• _The task_:
Write out the whole listing exactly as it stands.

Stored data entries

▬▬▬▬▬▬

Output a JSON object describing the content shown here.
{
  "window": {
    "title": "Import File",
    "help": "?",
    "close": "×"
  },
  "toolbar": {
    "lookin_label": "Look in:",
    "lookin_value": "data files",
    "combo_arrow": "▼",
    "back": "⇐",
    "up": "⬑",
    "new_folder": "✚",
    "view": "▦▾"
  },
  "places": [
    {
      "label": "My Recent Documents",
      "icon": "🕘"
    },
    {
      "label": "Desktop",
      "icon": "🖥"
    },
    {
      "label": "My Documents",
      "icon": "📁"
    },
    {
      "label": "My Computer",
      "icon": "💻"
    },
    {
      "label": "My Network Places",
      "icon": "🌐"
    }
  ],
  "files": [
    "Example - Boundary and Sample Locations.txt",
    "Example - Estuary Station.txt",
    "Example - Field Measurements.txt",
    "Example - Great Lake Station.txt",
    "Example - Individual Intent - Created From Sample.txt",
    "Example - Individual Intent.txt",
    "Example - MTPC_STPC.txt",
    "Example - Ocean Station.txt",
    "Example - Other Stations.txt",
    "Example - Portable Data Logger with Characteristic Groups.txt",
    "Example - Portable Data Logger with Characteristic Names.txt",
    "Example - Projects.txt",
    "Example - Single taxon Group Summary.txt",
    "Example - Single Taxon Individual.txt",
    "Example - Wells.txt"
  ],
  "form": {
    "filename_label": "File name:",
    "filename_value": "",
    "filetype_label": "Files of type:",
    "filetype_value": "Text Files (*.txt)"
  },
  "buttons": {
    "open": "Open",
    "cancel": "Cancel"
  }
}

▬▬▬▬▬▬

• _The completed task_:
Output a JSON object describing the content shown here.
{
  "window": {
    "title": "Import File",
    "help": "?",
    "close": "×"
  },
  "toolbar": {
    "lookin_label": "Look in:",
    "lookin_value": "data files",
    "combo_arrow": "▼",
    "back": "⇐",
    "up": "⬑",
    "new_folder": "✚",
    "view": "▦▾"
  },
  "places": [
    {
      "label": "My Recent Documents",
      "icon": "🕘"
    },
    {
      "label": "Desktop",
      "icon": "🖥"
    },
    {
      "label": "My Documents",
      "icon": "📁"
    },
    {
      "label": "My Computer",
      "icon": "💻"
    },
    {
      "label": "My Network Places",
      "icon": "🌐"
    }
  ],
  "files": [
    "Example - Boundary and Sample Locations.txt",
    "Example - Estuary Station.txt",
    "Example - Field Measurements.txt",
    "Example - Great Lake Station.txt",
    "Example - Individual Intent - Created From Sample.txt",
    "Example - Individual Intent.txt",
    "Example - MTPC_STPC.txt",
    "Example - Ocean Station.txt",
    "Example - Other Stations.txt",
    "Example - Portable Data Logger with Characteristic Groups.txt",
    "Example - Portable Data Logger with Characteristic Names.txt",
    "Example - Projects.txt",
    "Example - Single taxon Group Summary.txt",
    "Example - Single Taxon Individual.txt",
    "Example - Wells.txt"
  ],
  "form": {
    "filename_label": "File name:",
    "filename_value": "",
    "filetype_label": "Files of type:",
    "filetype_value": "Text Files (*.txt)"
  },
  "buttons": {
    "open": "Open",
    "cancel": "Cancel"
  }
}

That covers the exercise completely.